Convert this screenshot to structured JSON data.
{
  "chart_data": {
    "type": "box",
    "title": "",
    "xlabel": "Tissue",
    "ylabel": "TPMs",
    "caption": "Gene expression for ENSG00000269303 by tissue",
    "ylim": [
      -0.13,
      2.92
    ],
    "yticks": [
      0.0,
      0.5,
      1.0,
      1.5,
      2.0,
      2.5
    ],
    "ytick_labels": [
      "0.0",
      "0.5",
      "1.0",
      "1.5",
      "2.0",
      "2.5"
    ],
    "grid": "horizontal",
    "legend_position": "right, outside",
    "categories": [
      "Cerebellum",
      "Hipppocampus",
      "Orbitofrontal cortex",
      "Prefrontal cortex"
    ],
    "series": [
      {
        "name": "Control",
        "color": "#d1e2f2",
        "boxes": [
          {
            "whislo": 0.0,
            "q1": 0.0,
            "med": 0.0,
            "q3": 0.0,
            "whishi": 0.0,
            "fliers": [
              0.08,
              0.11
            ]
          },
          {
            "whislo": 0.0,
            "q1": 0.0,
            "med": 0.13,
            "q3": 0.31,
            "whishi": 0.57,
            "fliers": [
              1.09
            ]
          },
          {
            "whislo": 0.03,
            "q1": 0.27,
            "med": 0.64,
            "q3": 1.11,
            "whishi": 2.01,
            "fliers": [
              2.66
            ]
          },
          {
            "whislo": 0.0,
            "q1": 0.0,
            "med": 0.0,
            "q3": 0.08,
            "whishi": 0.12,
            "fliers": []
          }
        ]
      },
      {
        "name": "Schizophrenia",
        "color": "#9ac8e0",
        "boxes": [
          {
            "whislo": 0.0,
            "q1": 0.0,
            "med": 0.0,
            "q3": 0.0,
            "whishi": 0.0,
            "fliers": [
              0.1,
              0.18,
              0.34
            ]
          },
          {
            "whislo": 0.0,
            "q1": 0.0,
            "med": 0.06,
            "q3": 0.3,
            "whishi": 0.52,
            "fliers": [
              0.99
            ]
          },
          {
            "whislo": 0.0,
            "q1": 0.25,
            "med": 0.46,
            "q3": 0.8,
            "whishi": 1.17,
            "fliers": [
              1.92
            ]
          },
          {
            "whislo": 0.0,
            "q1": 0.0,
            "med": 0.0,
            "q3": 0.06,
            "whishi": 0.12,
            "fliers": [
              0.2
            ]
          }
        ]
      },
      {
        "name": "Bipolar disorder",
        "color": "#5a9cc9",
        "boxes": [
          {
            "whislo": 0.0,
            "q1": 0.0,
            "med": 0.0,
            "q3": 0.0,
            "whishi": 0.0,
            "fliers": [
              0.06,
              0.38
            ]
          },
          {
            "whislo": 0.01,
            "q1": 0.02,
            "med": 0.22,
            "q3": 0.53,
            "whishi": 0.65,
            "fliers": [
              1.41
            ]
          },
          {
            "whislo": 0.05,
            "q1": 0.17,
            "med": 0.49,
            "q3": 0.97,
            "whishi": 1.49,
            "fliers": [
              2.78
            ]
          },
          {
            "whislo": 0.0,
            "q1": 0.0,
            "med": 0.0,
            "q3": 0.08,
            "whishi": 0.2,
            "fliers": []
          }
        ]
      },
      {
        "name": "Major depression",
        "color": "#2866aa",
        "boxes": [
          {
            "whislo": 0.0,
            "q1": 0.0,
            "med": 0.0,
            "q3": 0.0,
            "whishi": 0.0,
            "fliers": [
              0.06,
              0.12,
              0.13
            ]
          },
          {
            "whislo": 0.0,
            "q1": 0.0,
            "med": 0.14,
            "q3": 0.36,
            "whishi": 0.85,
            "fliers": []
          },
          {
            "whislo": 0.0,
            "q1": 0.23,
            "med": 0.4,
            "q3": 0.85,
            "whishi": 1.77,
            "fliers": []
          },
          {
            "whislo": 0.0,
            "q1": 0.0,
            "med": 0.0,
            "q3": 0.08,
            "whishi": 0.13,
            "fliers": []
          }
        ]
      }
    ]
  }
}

# [Problem to solve]
Track down every line of the material containing the string "name", and copy it.

# [Result below]
        "name": "Control",
        "name": "Schizophrenia",
        "name": "Bipolar disorder",
        "name": "Major depression",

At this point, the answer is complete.